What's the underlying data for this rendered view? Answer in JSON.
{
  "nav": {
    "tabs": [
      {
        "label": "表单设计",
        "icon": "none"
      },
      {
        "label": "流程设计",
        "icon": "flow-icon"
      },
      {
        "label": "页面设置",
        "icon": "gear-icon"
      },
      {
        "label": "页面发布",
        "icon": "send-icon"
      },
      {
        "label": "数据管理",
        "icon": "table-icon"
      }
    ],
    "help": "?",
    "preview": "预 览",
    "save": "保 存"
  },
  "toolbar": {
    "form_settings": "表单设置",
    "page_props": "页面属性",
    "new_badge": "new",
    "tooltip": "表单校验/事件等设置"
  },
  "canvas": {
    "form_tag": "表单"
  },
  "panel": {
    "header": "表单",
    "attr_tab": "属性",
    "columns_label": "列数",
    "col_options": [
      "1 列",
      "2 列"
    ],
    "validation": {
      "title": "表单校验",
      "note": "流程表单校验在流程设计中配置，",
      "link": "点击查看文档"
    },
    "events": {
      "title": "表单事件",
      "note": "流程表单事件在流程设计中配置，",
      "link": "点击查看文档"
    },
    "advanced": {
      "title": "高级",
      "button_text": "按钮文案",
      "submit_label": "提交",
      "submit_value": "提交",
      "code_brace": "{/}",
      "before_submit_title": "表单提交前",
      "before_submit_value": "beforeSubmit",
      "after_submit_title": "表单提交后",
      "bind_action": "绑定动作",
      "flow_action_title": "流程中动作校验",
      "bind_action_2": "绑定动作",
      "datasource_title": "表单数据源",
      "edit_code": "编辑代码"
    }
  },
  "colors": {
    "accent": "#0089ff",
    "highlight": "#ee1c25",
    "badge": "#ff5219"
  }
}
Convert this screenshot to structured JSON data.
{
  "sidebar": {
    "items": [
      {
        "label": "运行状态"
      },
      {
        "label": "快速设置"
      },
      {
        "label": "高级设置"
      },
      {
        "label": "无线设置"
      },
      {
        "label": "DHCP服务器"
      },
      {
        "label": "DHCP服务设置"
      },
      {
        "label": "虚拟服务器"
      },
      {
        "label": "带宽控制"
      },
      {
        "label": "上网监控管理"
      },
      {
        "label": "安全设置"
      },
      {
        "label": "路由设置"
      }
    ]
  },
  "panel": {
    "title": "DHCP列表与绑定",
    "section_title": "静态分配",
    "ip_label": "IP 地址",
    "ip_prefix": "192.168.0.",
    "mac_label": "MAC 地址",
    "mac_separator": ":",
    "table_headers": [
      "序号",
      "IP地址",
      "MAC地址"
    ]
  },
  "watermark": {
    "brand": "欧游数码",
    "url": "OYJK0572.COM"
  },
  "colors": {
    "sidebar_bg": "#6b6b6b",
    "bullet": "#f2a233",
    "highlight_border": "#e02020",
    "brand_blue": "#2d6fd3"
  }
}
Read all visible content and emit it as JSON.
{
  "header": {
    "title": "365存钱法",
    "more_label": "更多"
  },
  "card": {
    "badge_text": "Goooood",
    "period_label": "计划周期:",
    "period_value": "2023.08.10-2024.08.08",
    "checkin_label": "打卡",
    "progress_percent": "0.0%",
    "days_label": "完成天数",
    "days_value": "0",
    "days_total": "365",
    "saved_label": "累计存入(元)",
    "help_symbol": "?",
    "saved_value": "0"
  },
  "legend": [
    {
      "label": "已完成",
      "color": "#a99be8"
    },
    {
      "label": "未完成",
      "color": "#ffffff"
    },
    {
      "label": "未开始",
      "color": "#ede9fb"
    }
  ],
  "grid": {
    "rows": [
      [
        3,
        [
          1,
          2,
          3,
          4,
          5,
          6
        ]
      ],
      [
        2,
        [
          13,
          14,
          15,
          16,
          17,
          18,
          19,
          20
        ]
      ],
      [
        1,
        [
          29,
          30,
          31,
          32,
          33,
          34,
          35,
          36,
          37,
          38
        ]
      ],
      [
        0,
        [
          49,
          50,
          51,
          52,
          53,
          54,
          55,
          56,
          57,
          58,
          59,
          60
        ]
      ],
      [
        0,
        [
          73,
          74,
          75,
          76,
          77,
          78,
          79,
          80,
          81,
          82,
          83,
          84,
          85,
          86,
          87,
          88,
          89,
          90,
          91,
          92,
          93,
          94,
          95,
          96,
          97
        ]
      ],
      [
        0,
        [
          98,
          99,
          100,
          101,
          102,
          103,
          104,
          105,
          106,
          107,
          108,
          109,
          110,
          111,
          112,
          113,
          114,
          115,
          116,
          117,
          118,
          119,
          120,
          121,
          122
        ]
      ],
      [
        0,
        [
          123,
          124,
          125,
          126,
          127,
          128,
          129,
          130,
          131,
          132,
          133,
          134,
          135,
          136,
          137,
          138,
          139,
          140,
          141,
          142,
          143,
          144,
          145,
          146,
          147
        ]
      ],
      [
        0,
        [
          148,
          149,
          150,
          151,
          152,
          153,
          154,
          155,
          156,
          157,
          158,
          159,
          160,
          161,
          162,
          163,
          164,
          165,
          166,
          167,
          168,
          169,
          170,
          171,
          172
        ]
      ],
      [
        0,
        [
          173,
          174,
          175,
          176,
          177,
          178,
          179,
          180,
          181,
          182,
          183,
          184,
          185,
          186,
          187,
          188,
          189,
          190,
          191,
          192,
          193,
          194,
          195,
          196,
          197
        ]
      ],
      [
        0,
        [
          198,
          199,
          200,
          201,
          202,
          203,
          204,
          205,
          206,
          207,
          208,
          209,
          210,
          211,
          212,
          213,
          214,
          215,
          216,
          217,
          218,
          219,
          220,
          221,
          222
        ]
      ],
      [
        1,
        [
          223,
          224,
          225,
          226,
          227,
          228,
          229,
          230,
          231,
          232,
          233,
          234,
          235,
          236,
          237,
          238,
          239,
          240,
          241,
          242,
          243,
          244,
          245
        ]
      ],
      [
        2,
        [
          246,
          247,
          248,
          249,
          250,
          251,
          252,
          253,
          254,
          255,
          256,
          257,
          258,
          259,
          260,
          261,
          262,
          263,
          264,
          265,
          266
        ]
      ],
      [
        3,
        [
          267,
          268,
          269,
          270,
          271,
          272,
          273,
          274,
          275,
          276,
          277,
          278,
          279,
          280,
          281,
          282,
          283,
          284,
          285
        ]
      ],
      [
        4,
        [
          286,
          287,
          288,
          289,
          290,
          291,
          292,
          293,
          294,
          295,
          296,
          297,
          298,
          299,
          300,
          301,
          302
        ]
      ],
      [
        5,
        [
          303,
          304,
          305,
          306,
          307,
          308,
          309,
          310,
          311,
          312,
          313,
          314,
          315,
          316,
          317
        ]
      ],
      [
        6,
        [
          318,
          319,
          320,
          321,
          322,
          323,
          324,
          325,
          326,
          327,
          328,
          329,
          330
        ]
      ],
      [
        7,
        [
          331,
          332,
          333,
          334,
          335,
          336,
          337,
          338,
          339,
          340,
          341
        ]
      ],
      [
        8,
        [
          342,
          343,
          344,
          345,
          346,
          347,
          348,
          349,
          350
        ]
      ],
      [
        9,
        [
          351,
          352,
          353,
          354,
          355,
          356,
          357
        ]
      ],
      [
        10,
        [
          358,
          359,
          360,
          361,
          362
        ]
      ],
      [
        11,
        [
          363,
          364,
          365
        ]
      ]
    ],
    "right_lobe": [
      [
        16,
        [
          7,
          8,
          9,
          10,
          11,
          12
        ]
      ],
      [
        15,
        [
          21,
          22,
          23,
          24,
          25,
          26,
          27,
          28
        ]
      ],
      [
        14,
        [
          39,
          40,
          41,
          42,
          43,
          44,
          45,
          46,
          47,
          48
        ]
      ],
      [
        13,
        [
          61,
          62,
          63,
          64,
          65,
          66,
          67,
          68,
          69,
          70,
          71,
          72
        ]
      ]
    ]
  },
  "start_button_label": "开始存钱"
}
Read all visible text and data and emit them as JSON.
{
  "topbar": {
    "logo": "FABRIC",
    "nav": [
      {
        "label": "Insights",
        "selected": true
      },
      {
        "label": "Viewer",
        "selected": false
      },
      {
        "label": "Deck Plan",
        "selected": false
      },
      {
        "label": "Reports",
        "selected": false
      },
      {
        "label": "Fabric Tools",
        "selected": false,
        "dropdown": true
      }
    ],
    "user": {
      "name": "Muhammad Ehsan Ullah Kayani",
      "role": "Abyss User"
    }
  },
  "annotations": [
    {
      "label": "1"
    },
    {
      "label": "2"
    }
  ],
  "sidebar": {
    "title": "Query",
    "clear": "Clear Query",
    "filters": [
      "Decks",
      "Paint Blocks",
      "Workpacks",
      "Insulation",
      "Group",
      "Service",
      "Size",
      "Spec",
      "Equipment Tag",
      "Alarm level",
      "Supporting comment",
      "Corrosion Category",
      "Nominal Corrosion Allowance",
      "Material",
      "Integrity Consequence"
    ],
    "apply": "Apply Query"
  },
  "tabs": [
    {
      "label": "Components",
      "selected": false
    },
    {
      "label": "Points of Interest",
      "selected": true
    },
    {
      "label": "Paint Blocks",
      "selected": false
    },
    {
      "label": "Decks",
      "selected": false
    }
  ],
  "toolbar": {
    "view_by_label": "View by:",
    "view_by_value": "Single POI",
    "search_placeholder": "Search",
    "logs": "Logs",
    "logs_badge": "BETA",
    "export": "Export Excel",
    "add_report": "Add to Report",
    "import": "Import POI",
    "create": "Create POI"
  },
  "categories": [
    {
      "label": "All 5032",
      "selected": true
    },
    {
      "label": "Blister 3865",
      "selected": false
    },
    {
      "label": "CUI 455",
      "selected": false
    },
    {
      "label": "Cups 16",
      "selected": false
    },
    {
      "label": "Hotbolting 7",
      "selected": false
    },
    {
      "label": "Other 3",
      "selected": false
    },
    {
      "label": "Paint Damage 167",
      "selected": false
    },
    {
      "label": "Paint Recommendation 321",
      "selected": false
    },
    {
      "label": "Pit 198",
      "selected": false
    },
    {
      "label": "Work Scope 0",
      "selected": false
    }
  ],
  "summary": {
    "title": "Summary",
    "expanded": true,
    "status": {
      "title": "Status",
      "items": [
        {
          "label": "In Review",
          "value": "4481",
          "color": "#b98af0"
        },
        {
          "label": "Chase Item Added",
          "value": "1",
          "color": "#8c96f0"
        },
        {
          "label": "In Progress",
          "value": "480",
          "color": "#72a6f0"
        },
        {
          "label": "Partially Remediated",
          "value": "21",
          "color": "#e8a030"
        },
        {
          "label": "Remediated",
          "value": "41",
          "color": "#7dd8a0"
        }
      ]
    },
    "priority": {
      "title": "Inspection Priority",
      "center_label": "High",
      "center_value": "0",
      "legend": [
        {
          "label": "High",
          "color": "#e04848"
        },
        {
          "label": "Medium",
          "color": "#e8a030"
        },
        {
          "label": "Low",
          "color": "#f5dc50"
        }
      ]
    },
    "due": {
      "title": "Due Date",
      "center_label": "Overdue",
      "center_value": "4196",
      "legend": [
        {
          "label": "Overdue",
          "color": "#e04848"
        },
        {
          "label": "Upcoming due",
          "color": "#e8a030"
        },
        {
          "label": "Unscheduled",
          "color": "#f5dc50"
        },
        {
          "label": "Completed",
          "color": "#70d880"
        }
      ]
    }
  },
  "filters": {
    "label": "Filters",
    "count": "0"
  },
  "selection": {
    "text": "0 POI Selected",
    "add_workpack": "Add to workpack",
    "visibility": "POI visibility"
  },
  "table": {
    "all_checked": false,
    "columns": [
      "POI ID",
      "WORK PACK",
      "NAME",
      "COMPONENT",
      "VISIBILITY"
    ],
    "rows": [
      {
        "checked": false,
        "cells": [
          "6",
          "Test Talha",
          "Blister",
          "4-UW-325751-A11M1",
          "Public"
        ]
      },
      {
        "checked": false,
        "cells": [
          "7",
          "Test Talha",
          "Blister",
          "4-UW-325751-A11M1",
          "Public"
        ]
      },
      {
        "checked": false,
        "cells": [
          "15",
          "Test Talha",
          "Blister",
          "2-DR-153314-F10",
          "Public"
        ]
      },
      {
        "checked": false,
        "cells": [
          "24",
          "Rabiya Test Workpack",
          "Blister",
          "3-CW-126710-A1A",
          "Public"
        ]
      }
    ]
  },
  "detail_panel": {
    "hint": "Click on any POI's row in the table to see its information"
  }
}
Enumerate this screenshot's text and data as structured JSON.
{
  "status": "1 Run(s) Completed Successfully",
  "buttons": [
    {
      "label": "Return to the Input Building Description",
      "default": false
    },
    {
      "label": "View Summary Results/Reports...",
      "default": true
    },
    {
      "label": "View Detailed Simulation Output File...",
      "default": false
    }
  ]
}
+---+
- YOUR TASK
Show the lines of the records that contain the word "Query".

- OUTPUT BELOW
    "title": "Query",
    "clear": "Clear Query",
    "apply": "Apply Query"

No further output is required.